**SHORT EXERCISE**
All of the material below is to be repeated exactly.

**RECORDS FOR THIS EXERCISE**
::::

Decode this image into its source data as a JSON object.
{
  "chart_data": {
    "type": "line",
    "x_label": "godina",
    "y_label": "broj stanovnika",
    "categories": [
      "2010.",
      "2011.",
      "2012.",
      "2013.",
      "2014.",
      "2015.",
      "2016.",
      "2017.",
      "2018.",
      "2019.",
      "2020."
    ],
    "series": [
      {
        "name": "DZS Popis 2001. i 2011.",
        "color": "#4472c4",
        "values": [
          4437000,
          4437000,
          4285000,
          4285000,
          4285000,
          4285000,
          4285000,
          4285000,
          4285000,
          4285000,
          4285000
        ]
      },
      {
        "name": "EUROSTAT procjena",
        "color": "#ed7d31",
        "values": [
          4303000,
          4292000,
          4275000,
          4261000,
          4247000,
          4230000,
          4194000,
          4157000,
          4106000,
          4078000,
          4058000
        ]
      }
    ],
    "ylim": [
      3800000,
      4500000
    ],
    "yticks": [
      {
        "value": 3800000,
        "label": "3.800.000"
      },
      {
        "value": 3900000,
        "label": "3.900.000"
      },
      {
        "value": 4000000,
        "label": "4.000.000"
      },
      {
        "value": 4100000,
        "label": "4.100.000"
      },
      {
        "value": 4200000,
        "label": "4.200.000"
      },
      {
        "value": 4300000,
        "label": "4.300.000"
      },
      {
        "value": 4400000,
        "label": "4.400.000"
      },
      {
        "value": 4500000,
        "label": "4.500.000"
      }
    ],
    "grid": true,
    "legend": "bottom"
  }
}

::::

**OUTPUT OF THE EXERCISE**
Decode this image into its source data as a JSON object.
{
  "chart_data": {
    "type": "line",
    "x_label": "godina",
    "y_label": "broj stanovnika",
    "categories": [
      "2010.",
      "2011.",
      "2012.",
      "2013.",
      "2014.",
      "2015.",
      "2016.",
      "2017.",
      "2018.",
      "2019.",
      "2020."
    ],
    "series": [
      {
        "name": "DZS Popis 2001. i 2011.",
        "color": "#4472c4",
        "values": [
          4437000,
          4437000,
          4285000,
          4285000,
          4285000,
          4285000,
          4285000,
          4285000,
          4285000,
          4285000,
          4285000
        ]
      },
      {
        "name": "EUROSTAT procjena",
        "color": "#ed7d31",
        "values": [
          4303000,
          4292000,
          4275000,
          4261000,
          4247000,
          4230000,
          4194000,
          4157000,
          4106000,
          4078000,
          4058000
        ]
      }
    ],
    "ylim": [
      3800000,
      4500000
    ],
    "yticks": [
      {
        "value": 3800000,
        "label": "3.800.000"
      },
      {
        "value": 3900000,
        "label": "3.900.000"
      },
      {
        "value": 4000000,
        "label": "4.000.000"
      },
      {
        "value": 4100000,
        "label": "4.100.000"
      },
      {
        "value": 4200000,
        "label": "4.200.000"
      },
      {
        "value": 4300000,
        "label": "4.300.000"
      },
      {
        "value": 4400000,
        "label": "4.400.000"
      },
      {
        "value": 4500000,
        "label": "4.500.000"
      }
    ],
    "grid": true,
    "legend": "bottom"
  }
}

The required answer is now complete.